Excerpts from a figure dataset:
#####

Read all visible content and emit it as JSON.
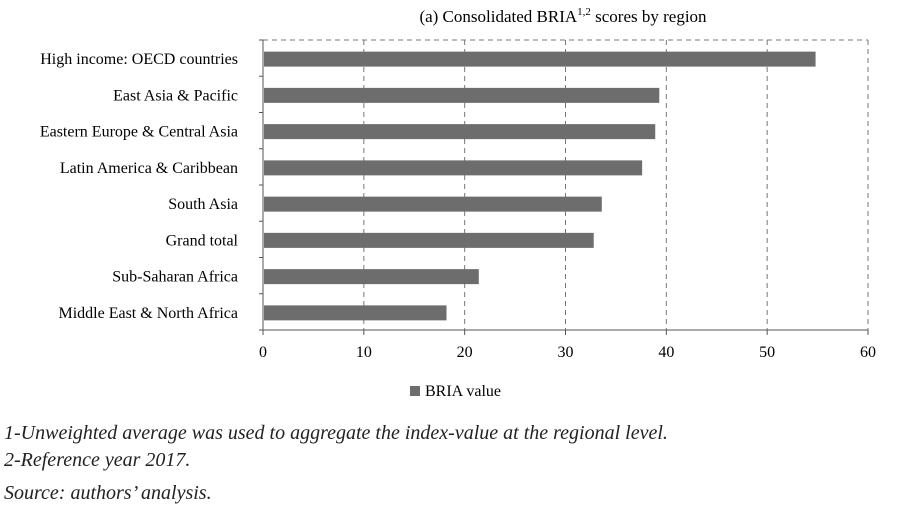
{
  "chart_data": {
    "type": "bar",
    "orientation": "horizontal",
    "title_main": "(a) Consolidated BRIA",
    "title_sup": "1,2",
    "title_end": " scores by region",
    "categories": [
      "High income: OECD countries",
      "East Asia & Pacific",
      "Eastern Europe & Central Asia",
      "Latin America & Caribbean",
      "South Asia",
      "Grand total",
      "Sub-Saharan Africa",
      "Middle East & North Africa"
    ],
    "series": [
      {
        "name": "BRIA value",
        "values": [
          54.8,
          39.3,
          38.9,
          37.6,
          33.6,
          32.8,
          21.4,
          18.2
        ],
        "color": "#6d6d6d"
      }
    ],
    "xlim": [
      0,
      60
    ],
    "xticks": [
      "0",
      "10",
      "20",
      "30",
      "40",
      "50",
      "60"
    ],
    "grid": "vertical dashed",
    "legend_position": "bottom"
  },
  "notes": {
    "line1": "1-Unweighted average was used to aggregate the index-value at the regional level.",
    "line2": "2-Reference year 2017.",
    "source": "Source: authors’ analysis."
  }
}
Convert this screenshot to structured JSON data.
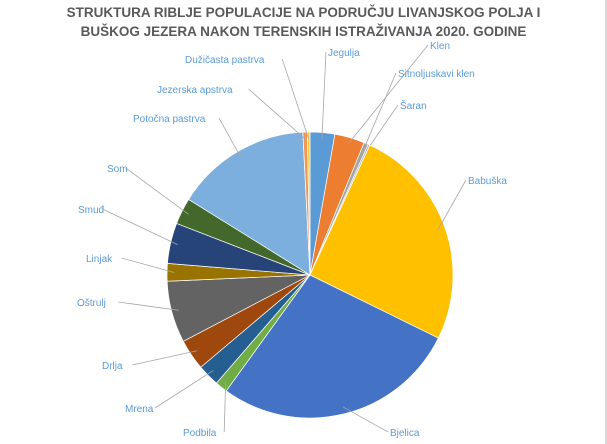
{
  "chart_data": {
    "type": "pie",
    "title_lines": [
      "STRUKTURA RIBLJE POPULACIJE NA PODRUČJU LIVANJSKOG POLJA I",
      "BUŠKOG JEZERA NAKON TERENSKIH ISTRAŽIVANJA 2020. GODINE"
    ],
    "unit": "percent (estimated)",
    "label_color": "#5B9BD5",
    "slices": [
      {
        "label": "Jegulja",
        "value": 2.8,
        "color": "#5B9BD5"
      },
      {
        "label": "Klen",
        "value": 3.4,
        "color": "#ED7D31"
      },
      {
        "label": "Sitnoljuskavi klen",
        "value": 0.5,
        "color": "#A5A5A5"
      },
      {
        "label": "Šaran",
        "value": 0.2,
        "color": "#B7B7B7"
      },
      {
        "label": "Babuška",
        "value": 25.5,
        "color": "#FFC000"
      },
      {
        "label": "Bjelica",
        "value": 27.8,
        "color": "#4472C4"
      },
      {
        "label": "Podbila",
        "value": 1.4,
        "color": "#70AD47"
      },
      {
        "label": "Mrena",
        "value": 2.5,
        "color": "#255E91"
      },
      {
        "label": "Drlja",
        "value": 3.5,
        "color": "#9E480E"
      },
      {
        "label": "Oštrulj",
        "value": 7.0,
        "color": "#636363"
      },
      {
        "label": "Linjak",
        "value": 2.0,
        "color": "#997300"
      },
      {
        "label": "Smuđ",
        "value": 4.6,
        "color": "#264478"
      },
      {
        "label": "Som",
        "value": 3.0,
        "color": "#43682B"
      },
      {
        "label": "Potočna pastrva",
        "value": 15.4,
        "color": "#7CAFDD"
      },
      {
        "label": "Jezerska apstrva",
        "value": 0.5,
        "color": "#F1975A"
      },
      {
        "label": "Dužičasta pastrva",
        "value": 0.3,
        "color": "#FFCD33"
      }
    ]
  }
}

#####

Written request: Write the material out again exactly as it appears, dropping the pictures.

Full solution:
Read all visible content and emit it as JSON.
{
  "chart_data": {
    "type": "bar",
    "orientation": "horizontal",
    "title_main": "(a) Consolidated BRIA",
    "title_sup": "1,2",
    "title_end": " scores by region",
    "categories": [
      "High income: OECD countries",
      "East Asia & Pacific",
      "Eastern Europe & Central Asia",
      "Latin America & Caribbean",
      "South Asia",
      "Grand total",
      "Sub-Saharan Africa",
      "Middle East & North Africa"
    ],
    "series": [
      {
        "name": "BRIA value",
        "values": [
          54.8,
          39.3,
          38.9,
          37.6,
          33.6,
          32.8,
          21.4,
          18.2
        ],
        "color": "#6d6d6d"
      }
    ],
    "xlim": [
      0,
      60
    ],
    "xticks": [
      "0",
      "10",
      "20",
      "30",
      "40",
      "50",
      "60"
    ],
    "grid": "vertical dashed",
    "legend_position": "bottom"
  },
  "notes": {
    "line1": "1-Unweighted average was used to aggregate the index-value at the regional level.",
    "line2": "2-Reference year 2017.",
    "source": "Source: authors’ analysis."
  }
}
Convert this screenshot to structured JSON data.
{
  "chart_data": {
    "type": "pie",
    "title_lines": [
      "STRUKTURA RIBLJE POPULACIJE NA PODRUČJU LIVANJSKOG POLJA I",
      "BUŠKOG JEZERA NAKON TERENSKIH ISTRAŽIVANJA 2020. GODINE"
    ],
    "unit": "percent (estimated)",
    "label_color": "#5B9BD5",
    "slices": [
      {
        "label": "Jegulja",
        "value": 2.8,
        "color": "#5B9BD5"
      },
      {
        "label": "Klen",
        "value": 3.4,
        "color": "#ED7D31"
      },
      {
        "label": "Sitnoljuskavi klen",
        "value": 0.5,
        "color": "#A5A5A5"
      },
      {
        "label": "Šaran",
        "value": 0.2,
        "color": "#B7B7B7"
      },
      {
        "label": "Babuška",
        "value": 25.5,
        "color": "#FFC000"
      },
      {
        "label": "Bjelica",
        "value": 27.8,
        "color": "#4472C4"
      },
      {
        "label": "Podbila",
        "value": 1.4,
        "color": "#70AD47"
      },
      {
        "label": "Mrena",
        "value": 2.5,
        "color": "#255E91"
      },
      {
        "label": "Drlja",
        "value": 3.5,
        "color": "#9E480E"
      },
      {
        "label": "Oštrulj",
        "value": 7.0,
        "color": "#636363"
      },
      {
        "label": "Linjak",
        "value": 2.0,
        "color": "#997300"
      },
      {
        "label": "Smuđ",
        "value": 4.6,
        "color": "#264478"
      },
      {
        "label": "Som",
        "value": 3.0,
        "color": "#43682B"
      },
      {
        "label": "Potočna pastrva",
        "value": 15.4,
        "color": "#7CAFDD"
      },
      {
        "label": "Jezerska apstrva",
        "value": 0.5,
        "color": "#F1975A"
      },
      {
        "label": "Dužičasta pastrva",
        "value": 0.3,
        "color": "#FFCD33"
      }
    ]
  }
}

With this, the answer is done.